Dataset listings of figures
※ ※ ※
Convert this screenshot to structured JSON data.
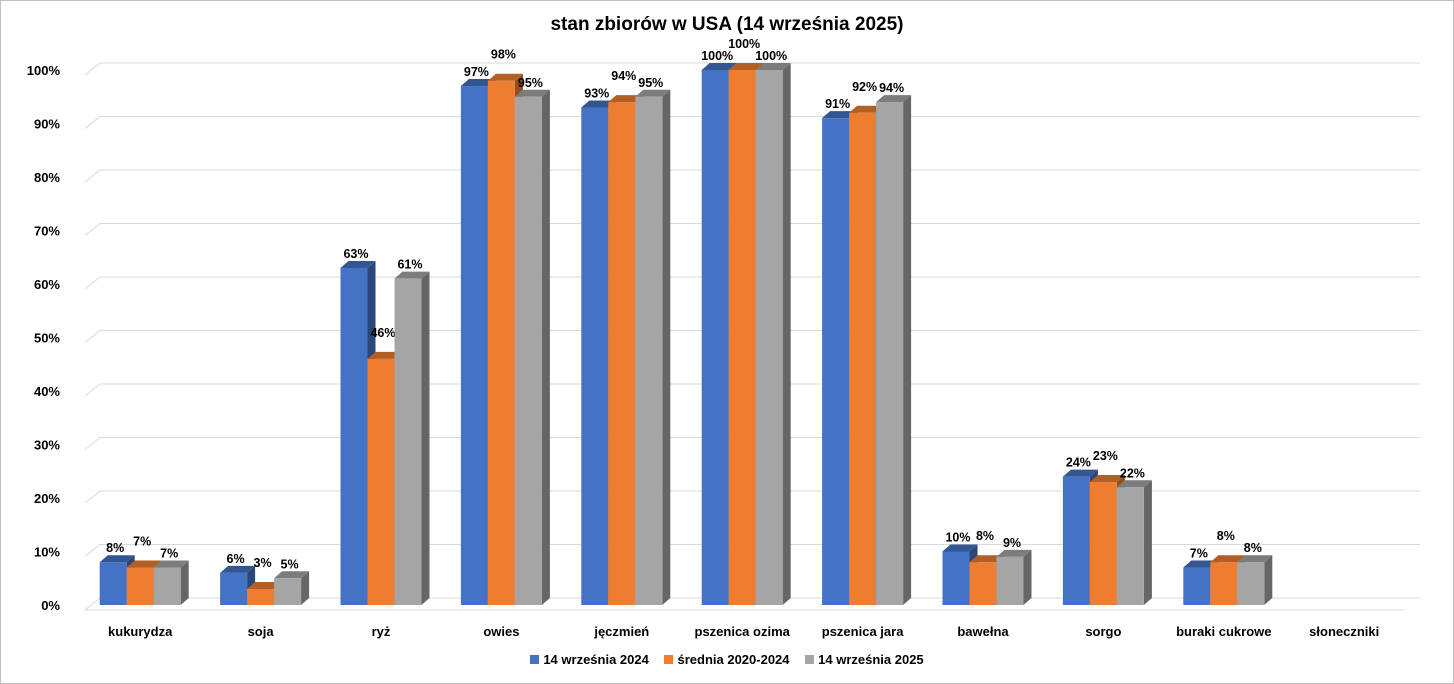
{
  "chart_data": {
    "type": "bar",
    "title": "stan zbiorów w USA (14 września 2025)",
    "categories": [
      "kukurydza",
      "soja",
      "ryż",
      "owies",
      "jęczmień",
      "pszenica ozima",
      "pszenica jara",
      "bawełna",
      "sorgo",
      "buraki cukrowe",
      "słoneczniki"
    ],
    "series": [
      {
        "name": "14 września 2024",
        "color": "#4472C4",
        "values": [
          8,
          6,
          63,
          97,
          93,
          100,
          91,
          10,
          24,
          7,
          null
        ]
      },
      {
        "name": "średnia 2020-2024",
        "color": "#ED7D31",
        "values": [
          7,
          3,
          46,
          98,
          94,
          100,
          92,
          8,
          23,
          8,
          null
        ]
      },
      {
        "name": "14 września 2025",
        "color": "#A5A5A5",
        "values": [
          7,
          5,
          61,
          95,
          95,
          100,
          94,
          9,
          22,
          8,
          null
        ]
      }
    ],
    "yticks": [
      "0%",
      "10%",
      "20%",
      "30%",
      "40%",
      "50%",
      "60%",
      "70%",
      "80%",
      "90%",
      "100%"
    ],
    "ylim": [
      0,
      100
    ],
    "xlabel": "",
    "ylabel": "",
    "legend_position": "bottom",
    "grid": true
  }
}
※ ※ ※
→ **What to produce**
A faithful copy of the records above is needed, with the pictures left out.

→ **The output**
Convert this screenshot to structured JSON data.
{
  "chart_data": {
    "type": "bar",
    "title": "stan zbiorów w USA (14 września 2025)",
    "categories": [
      "kukurydza",
      "soja",
      "ryż",
      "owies",
      "jęczmień",
      "pszenica ozima",
      "pszenica jara",
      "bawełna",
      "sorgo",
      "buraki cukrowe",
      "słoneczniki"
    ],
    "series": [
      {
        "name": "14 września 2024",
        "color": "#4472C4",
        "values": [
          8,
          6,
          63,
          97,
          93,
          100,
          91,
          10,
          24,
          7,
          null
        ]
      },
      {
        "name": "średnia 2020-2024",
        "color": "#ED7D31",
        "values": [
          7,
          3,
          46,
          98,
          94,
          100,
          92,
          8,
          23,
          8,
          null
        ]
      },
      {
        "name": "14 września 2025",
        "color": "#A5A5A5",
        "values": [
          7,
          5,
          61,
          95,
          95,
          100,
          94,
          9,
          22,
          8,
          null
        ]
      }
    ],
    "yticks": [
      "0%",
      "10%",
      "20%",
      "30%",
      "40%",
      "50%",
      "60%",
      "70%",
      "80%",
      "90%",
      "100%"
    ],
    "ylim": [
      0,
      100
    ],
    "xlabel": "",
    "ylabel": "",
    "legend_position": "bottom",
    "grid": true
  }
}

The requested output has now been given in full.